## Problem to work on
Of the lines in these entries, how many contain the string "lượt"? Give the number and nothing else.

[BEGIN Information given]

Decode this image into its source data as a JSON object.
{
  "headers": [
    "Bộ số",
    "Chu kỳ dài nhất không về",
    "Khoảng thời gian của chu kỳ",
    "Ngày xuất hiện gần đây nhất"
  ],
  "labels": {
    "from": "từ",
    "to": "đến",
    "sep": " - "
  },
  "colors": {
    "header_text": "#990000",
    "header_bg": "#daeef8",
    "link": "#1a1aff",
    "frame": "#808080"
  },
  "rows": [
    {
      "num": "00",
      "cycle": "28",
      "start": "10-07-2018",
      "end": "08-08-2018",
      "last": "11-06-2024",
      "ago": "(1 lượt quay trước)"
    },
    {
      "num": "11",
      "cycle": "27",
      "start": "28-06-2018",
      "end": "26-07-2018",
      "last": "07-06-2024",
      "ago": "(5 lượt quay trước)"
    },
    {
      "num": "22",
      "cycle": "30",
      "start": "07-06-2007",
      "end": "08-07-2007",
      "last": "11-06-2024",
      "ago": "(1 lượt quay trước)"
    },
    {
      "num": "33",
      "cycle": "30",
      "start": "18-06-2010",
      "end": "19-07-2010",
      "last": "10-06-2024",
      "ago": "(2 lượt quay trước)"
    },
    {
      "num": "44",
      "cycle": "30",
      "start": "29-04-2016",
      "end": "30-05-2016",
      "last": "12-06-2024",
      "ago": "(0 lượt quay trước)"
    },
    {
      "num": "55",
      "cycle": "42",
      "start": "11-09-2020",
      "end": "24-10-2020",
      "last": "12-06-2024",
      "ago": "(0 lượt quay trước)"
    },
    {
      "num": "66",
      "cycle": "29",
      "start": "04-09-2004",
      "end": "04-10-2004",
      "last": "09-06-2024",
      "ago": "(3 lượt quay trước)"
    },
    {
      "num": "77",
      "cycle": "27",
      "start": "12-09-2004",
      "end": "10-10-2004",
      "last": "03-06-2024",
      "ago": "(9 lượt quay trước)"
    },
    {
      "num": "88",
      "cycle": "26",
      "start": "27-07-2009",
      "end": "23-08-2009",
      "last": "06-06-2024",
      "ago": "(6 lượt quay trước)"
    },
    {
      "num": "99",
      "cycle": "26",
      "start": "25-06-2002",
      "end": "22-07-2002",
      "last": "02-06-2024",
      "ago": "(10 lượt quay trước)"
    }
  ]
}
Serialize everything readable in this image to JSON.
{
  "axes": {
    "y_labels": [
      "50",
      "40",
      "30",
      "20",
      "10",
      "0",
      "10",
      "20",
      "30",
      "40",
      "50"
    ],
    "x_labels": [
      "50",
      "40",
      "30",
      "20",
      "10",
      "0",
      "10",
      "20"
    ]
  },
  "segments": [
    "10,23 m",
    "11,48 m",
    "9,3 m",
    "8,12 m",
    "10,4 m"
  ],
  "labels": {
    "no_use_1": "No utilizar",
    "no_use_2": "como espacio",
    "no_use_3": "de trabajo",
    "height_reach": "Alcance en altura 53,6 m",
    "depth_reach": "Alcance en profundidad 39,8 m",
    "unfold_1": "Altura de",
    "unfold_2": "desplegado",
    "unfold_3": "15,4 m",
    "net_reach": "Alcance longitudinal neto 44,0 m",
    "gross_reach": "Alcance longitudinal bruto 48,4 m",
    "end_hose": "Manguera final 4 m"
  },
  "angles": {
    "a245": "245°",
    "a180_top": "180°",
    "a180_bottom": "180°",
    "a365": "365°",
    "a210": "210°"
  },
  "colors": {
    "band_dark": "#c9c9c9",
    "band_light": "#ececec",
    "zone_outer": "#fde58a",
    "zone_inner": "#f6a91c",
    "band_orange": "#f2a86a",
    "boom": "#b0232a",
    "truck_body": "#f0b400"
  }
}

[END Information given]

## Exercise solution
10